> Supplied data:

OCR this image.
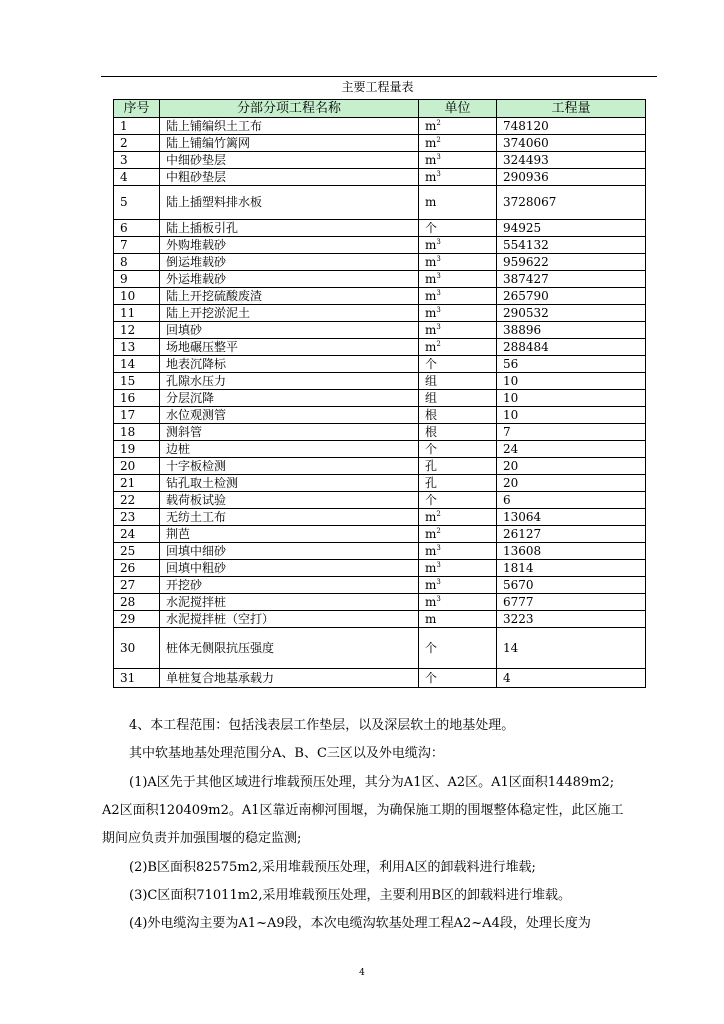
主要工程量表
序号	分部分项工程名称	单位	工程量
1	陆上铺编织土工布	$m^2$	748120
2	陆上铺编竹篱网	$m^2$	374060
3	中细砂垫层	$m^3$	324493
4	中粗砂垫层	$m^3$	290936
5	陆上插塑料排水板	m	3728067
6	陆上插板引孔	个	94925
7	外购堆载砂	$m^3$	554132
8	倒运堆载砂	$m^3$	959622
9	外运堆载砂	$m^3$	387427
10	陆上开挖硫酸废渣	$m^3$	265790
11	陆上开挖淤泥土	$m^3$	290532
12	回填砂	$m^3$	38896
13	场地碾压整平	$m^2$	288484
14	地表沉降标	个	56
15	孔隙水压力	组	10
16	分层沉降	组	10
17	水位观测管	根	10
18	测斜管	根	7
19	边桩	个	24
20	十字板检测	孔	20
21	钻孔取土检测	孔	20
22	载荷板试验	个	6
23	无纺土工布	$m^2$	13064
24	荆芭	$m^2$	26127
25	回填中细砂	$m^3$	13608
26	回填中粗砂	$m^3$	1814
27	开挖砂	$m^3$	5670
28	水泥搅拌桩	$m^3$	6777
29	水泥搅拌桩（空打）	m	3223
30	桩体无侧限抗压强度	个	14
31	单桩复合地基承载力	个	4
4、本工程范围：包括浅表层工作垫层，以及深层软土的地基处理。
其中软基地基处理范围分A、B、C三区以及外电缆沟：
(1)A区先于其他区域进行堆载预压处理，其分为A1区、A2区。A1区面积14489m2;
A2区面积120409m2。A1区靠近南柳河围堰，为确保施工期的围堰整体稳定性，此区施工
期间应负责并加强围堰的稳定监测;
(2)B区面积82575m2,采用堆载预压处理，利用A区的卸载料进行堆载;
(3)C区面积71011m2,采用堆载预压处理，主要利用B区的卸载料进行堆载。
(4)外电缆沟主要为A1~A9段，本次电缆沟软基处理工程A2~A4段，处理长度为
4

> Goal: Write out every line above exactly as it is, leaving out the pictures.

> Solution:
OCR this image.
主要工程量表
序号	分部分项工程名称	单位	工程量
1	陆上铺编织土工布	$m^2$	748120
2	陆上铺编竹篱网	$m^2$	374060
3	中细砂垫层	$m^3$	324493
4	中粗砂垫层	$m^3$	290936
5	陆上插塑料排水板	m	3728067
6	陆上插板引孔	个	94925
7	外购堆载砂	$m^3$	554132
8	倒运堆载砂	$m^3$	959622
9	外运堆载砂	$m^3$	387427
10	陆上开挖硫酸废渣	$m^3$	265790
11	陆上开挖淤泥土	$m^3$	290532
12	回填砂	$m^3$	38896
13	场地碾压整平	$m^2$	288484
14	地表沉降标	个	56
15	孔隙水压力	组	10
16	分层沉降	组	10
17	水位观测管	根	10
18	测斜管	根	7
19	边桩	个	24
20	十字板检测	孔	20
21	钻孔取土检测	孔	20
22	载荷板试验	个	6
23	无纺土工布	$m^2$	13064
24	荆芭	$m^2$	26127
25	回填中细砂	$m^3$	13608
26	回填中粗砂	$m^3$	1814
27	开挖砂	$m^3$	5670
28	水泥搅拌桩	$m^3$	6777
29	水泥搅拌桩（空打）	m	3223
30	桩体无侧限抗压强度	个	14
31	单桩复合地基承载力	个	4
4、本工程范围：包括浅表层工作垫层，以及深层软土的地基处理。
其中软基地基处理范围分A、B、C三区以及外电缆沟：
(1)A区先于其他区域进行堆载预压处理，其分为A1区、A2区。A1区面积14489m2;
A2区面积120409m2。A1区靠近南柳河围堰，为确保施工期的围堰整体稳定性，此区施工
期间应负责并加强围堰的稳定监测;
(2)B区面积82575m2,采用堆载预压处理，利用A区的卸载料进行堆载;
(3)C区面积71011m2,采用堆载预压处理，主要利用B区的卸载料进行堆载。
(4)外电缆沟主要为A1~A9段，本次电缆沟软基处理工程A2~A4段，处理长度为
4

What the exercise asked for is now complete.